---------- Data entries ----------
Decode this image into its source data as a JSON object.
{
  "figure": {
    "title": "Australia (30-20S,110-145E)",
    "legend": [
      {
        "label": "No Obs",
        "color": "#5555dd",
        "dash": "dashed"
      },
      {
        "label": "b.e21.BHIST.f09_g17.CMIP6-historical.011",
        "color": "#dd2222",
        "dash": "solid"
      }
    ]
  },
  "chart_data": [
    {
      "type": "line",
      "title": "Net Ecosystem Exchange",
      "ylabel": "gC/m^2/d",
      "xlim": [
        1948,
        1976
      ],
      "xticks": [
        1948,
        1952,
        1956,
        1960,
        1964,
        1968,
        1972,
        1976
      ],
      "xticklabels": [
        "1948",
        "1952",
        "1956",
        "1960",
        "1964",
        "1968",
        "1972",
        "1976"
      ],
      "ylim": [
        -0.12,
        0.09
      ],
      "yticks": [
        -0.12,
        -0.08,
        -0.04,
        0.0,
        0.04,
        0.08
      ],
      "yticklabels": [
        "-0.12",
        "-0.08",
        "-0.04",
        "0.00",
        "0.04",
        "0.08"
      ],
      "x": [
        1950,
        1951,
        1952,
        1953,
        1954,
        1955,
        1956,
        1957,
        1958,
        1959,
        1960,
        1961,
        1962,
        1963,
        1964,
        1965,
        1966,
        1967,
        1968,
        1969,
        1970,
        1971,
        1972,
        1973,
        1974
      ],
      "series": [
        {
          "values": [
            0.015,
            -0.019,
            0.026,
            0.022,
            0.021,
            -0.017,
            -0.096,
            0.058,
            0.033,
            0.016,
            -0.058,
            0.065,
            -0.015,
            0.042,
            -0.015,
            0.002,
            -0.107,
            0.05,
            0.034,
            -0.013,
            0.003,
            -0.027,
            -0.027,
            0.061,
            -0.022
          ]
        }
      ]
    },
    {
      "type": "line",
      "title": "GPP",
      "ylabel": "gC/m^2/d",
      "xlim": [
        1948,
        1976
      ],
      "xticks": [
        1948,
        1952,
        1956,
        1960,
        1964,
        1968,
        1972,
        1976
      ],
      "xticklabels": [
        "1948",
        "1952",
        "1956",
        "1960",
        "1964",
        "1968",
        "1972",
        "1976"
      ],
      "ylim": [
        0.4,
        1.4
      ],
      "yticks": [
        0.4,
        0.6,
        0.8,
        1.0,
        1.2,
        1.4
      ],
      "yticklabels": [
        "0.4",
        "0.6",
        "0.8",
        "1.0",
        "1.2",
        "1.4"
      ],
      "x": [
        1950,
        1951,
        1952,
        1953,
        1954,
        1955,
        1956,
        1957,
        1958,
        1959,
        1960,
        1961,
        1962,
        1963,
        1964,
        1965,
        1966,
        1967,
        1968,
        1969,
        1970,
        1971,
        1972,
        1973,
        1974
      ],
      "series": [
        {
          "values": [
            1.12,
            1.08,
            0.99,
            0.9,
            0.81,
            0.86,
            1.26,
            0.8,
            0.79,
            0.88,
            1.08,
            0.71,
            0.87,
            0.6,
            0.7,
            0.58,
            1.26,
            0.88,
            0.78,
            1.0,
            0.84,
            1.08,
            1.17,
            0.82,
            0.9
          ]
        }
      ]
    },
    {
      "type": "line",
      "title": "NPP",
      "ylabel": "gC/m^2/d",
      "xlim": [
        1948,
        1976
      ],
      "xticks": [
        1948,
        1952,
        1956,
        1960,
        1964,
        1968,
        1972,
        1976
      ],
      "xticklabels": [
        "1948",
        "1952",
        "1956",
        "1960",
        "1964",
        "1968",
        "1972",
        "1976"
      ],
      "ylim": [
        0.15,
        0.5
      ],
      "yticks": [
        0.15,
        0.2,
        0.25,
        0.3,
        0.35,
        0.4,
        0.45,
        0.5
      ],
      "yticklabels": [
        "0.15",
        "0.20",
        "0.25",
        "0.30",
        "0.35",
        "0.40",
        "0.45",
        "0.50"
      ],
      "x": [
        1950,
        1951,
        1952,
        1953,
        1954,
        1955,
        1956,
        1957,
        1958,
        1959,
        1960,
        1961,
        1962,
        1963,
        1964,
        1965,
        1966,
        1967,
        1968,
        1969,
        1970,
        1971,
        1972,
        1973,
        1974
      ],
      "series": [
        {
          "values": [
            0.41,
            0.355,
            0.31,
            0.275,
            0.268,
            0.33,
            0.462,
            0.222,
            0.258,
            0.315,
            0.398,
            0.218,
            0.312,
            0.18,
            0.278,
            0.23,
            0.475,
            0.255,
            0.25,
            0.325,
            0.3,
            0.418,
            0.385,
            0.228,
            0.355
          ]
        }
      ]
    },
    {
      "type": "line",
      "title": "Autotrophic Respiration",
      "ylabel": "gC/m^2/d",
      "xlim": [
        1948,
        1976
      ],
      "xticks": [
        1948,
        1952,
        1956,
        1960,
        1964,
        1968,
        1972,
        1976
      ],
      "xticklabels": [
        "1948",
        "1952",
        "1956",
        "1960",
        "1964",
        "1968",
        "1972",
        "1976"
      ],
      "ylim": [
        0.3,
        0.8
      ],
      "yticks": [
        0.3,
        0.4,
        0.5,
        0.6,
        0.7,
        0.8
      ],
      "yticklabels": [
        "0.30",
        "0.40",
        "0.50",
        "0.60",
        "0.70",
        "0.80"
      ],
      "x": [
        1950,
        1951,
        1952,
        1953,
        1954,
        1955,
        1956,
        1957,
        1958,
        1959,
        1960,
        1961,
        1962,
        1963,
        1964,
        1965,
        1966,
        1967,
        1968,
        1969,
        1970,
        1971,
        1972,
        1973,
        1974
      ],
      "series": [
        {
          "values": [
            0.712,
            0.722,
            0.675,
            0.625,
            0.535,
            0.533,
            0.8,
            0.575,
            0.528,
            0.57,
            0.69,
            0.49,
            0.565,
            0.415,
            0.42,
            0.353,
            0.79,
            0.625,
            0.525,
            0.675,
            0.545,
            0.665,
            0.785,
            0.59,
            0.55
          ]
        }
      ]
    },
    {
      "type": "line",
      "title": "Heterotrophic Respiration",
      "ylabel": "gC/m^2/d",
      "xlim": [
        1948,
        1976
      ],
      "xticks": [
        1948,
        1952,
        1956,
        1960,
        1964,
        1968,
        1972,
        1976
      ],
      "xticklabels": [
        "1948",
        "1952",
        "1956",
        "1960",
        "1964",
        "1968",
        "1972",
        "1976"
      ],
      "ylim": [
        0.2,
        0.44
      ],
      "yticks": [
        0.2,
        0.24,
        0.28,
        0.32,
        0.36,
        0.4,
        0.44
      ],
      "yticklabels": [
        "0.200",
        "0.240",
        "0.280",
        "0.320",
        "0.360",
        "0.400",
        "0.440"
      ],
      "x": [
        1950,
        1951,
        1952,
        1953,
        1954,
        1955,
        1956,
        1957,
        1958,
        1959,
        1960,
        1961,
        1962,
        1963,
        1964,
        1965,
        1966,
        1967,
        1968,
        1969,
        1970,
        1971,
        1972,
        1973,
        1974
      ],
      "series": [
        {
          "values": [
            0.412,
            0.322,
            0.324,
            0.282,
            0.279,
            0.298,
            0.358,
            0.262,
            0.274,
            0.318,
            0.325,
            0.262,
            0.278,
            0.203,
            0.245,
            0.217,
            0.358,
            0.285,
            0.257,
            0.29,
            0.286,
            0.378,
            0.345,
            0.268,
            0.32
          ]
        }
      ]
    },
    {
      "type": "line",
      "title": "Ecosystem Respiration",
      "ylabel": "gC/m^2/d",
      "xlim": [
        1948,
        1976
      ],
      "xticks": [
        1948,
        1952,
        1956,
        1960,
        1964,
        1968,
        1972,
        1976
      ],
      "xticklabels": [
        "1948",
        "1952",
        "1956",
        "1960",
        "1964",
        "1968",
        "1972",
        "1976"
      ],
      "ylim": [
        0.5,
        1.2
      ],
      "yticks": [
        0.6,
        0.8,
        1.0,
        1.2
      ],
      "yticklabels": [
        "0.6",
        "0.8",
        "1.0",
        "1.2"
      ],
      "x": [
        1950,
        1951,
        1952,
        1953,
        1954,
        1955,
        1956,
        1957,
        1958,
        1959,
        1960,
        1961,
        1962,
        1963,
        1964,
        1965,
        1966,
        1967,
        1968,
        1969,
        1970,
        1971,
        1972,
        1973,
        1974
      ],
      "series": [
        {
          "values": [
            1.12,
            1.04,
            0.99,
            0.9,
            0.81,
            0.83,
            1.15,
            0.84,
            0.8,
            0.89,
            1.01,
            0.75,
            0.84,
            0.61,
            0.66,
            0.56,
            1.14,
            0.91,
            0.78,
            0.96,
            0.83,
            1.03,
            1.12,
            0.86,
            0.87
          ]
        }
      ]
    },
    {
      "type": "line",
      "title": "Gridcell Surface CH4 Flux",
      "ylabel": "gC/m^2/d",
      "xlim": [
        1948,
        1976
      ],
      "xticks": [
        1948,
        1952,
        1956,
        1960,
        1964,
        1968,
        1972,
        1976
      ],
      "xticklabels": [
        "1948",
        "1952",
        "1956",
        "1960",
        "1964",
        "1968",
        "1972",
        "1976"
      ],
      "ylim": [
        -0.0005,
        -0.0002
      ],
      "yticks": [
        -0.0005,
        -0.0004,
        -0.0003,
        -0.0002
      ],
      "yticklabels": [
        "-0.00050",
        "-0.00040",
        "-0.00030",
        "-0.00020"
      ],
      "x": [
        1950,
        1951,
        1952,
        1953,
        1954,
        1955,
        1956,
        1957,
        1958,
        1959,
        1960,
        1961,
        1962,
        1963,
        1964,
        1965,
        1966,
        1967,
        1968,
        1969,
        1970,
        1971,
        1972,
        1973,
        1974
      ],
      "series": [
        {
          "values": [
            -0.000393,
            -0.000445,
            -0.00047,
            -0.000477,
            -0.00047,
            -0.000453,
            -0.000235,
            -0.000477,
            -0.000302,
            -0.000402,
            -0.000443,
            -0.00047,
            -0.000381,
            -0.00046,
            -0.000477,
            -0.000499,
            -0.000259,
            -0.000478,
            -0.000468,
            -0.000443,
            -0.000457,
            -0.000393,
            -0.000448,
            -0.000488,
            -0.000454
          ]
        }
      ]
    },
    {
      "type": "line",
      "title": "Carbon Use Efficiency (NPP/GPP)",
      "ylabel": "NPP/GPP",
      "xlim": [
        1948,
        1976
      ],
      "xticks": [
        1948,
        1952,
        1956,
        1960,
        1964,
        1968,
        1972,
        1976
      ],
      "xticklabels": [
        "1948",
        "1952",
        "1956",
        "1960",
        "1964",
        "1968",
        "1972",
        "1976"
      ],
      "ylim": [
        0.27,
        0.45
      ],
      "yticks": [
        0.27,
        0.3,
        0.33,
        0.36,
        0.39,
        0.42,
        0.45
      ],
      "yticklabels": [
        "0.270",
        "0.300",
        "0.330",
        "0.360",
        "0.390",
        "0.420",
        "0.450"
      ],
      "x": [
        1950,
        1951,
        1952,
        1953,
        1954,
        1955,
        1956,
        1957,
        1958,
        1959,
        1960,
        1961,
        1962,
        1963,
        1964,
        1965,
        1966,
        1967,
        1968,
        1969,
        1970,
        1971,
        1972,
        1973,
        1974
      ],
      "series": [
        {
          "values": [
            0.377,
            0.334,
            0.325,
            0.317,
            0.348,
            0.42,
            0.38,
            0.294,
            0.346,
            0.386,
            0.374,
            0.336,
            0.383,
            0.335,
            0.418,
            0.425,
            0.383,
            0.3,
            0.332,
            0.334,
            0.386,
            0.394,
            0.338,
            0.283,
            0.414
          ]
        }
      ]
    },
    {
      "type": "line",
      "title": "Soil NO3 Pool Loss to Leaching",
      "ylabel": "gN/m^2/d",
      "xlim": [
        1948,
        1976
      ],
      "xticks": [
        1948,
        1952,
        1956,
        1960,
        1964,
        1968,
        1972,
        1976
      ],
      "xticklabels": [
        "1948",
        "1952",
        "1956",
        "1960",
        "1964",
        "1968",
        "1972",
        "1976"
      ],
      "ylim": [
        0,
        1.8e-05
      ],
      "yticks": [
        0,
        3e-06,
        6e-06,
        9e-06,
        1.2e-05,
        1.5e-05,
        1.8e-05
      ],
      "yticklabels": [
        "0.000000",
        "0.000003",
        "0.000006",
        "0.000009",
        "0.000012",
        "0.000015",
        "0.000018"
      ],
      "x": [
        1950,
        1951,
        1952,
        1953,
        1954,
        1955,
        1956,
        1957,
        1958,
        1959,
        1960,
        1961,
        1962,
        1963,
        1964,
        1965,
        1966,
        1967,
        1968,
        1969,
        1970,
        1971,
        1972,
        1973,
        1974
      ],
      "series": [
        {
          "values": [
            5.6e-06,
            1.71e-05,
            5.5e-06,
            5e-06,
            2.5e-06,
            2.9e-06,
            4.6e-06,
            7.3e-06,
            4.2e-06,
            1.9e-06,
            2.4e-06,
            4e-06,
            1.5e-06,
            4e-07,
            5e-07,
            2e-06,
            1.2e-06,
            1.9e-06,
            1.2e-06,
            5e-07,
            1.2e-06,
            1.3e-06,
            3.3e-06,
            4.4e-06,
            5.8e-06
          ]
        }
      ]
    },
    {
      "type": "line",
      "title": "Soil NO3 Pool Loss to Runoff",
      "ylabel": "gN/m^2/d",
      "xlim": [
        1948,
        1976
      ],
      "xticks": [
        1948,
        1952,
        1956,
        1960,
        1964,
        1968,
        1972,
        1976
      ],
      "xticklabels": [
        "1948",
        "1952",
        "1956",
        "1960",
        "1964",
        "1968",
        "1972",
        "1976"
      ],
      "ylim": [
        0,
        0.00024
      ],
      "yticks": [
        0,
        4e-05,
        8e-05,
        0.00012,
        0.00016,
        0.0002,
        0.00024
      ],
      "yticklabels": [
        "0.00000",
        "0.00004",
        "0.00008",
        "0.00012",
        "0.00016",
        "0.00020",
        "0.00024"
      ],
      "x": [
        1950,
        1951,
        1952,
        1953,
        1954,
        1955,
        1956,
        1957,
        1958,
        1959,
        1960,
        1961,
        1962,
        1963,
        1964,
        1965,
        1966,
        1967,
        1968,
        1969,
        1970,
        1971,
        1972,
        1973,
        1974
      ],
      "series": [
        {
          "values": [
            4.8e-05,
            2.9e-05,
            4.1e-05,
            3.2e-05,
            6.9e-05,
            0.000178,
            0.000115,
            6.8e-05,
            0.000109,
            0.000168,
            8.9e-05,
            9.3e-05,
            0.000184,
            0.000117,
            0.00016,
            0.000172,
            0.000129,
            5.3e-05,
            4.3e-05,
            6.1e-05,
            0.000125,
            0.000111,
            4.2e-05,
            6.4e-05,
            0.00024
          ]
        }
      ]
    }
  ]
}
----------
Requirements :: Which lines in the listing above hold the word "Soil"? Show each of them.

Task response ::
      "title": "Soil NO3 Pool Loss to Leaching",
      "title": "Soil NO3 Pool Loss to Runoff",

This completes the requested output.